PASSAGE PROVIDED
For whatever reason, now you have a compromised tank. I think a 55 really needs the brace because of its dimensions. Personally, I wouldn't trust it.


----------



## lildark185 (Jul 7, 2006)

I drained half the water and the bowing is gone. I've decided to look for another tank (hopefully an upgrade). I believe this happened when I was adding water to the tank from a bucket and it clipped the brace. Thanks for everyone's input!


----------



## vancat (Nov 5, 2004)

great opportunity to get a better size for scaping. Oceanic 58 g is a good one... good luck


----------



## rhodophyta (Jan 23, 2006)

lildark185 said:


> The center brace on my 55 gallon tank has broken, is this reason for concern as I have hear people have completely removed the braces off tanks.


That IMO should only be people keeping snakes who don't have water in the tank. Although why they would remove the brace is beyond me. It still helps hold up the lights and the lid.


----------



## JERP (Feb 4, 2003)

The brace can be replaced if you can't afford a new tank.


----------



## vancat (Nov 5, 2004)

I heard that too but I tried to find one for my 72 to no avail.


----------



## JERP (Feb 4, 2003)

You'll need to contact a glass shop to have a piece cut. The piece needs to be the same size and thickness as the old. The brace can be thicker, not thinner. 

The repair is likely a DIY job. Anyone with minimal carpentry skills can perform the repair. You need a razor and vinegar to clean off the old silicon, new silicon and glass, and a couple clamps and straight pieces of 2x4 the length of your tank. The carpentry skills are mostly knowing how to clamp two things together. The silicon takes a day or so to dry.Perform a water change when you are done.


----------



## vancat (Nov 5, 2004)

In my case, I sold the broken-brace tank to a snake keeper for $75, spent a few bucks more and got a new 'worry-free' tank in a better size. 

Partly peace of mind, partly an excuse to get a better tank.


----------



## rhodophyta (Jan 23, 2006)

INFORMATION SHOWN
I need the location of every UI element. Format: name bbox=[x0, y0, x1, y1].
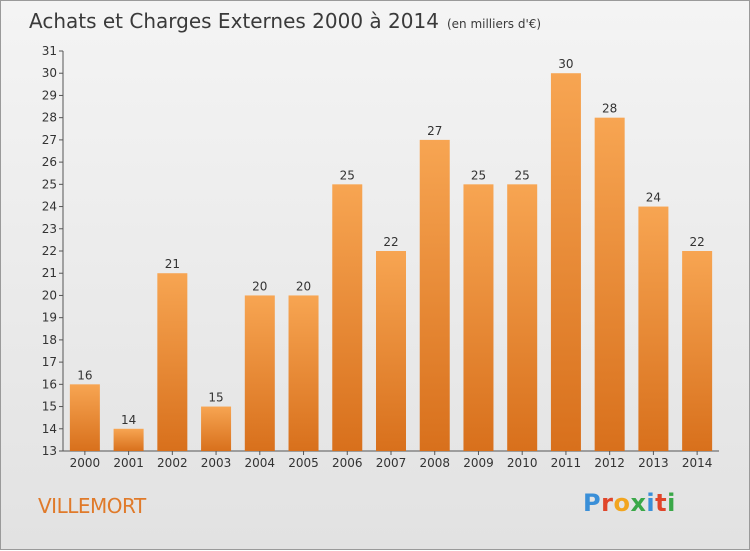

SHORT PROBLEM 1
Answer these questions about the aquarium brace thread:
(a) What did lildark185 do that made the bowing go away?
(b) According to JERP, what two items are needed to clean off the old silicon?
(c) For how much did vancat sell the broken-brace tank, and to whom?
SHORT PROBLEM 2
Write the next part of the thread about the broken aquarium brace, picking up at the point where it stops.
The material has no connection to the text.

OUTPUT 1
(a) Drained half the water.
(b) A razor and vinegar.
(c) $75, to a snake keeper.

OUTPUT 2
JERP said:


> The brace can be replaced if you can't afford a new tank.


If you know the manufacturer and tank model, you can order it or have your friendly pet shop order it for you.

The entire top frame can also be replaced with an acrylic frame that replaces the old plastic one. The outer pieces can be any color or smokey. The brace should be clear which sticks fine to other colors of acrylic but check JIC you pick an incompatible mix if there is one, and it's a good idea to install the brace vertically instead of flat. It will block less light and if anything happens to temporarily rest on it, it is now alligned to resist instead of bending.


----------



## lildark185 (Jul 7, 2006)

I'll be picking up a 75 gallon tank with metal frame on Sunday for $150 off of Craigslist. The tank held a snake so should it should be perfectly fine in terms of wear and tear. I thought of using the 55 gallon as a grow out tank (filled partially) for any fry that might come from my angelfish pair. They just laid eggs again but the fry never make it since it's a community tank.


----------



## mahchay (Jul 21, 2009)

get a 75! the only difference its dimensions are to a 55 is it has a couple more inches of depth!


----------



## wwh2694 (Aug 15, 2008)

I got a ADA tank and its bowing... I went to the ADA show room and all their tanks are bowing and been like than for several years.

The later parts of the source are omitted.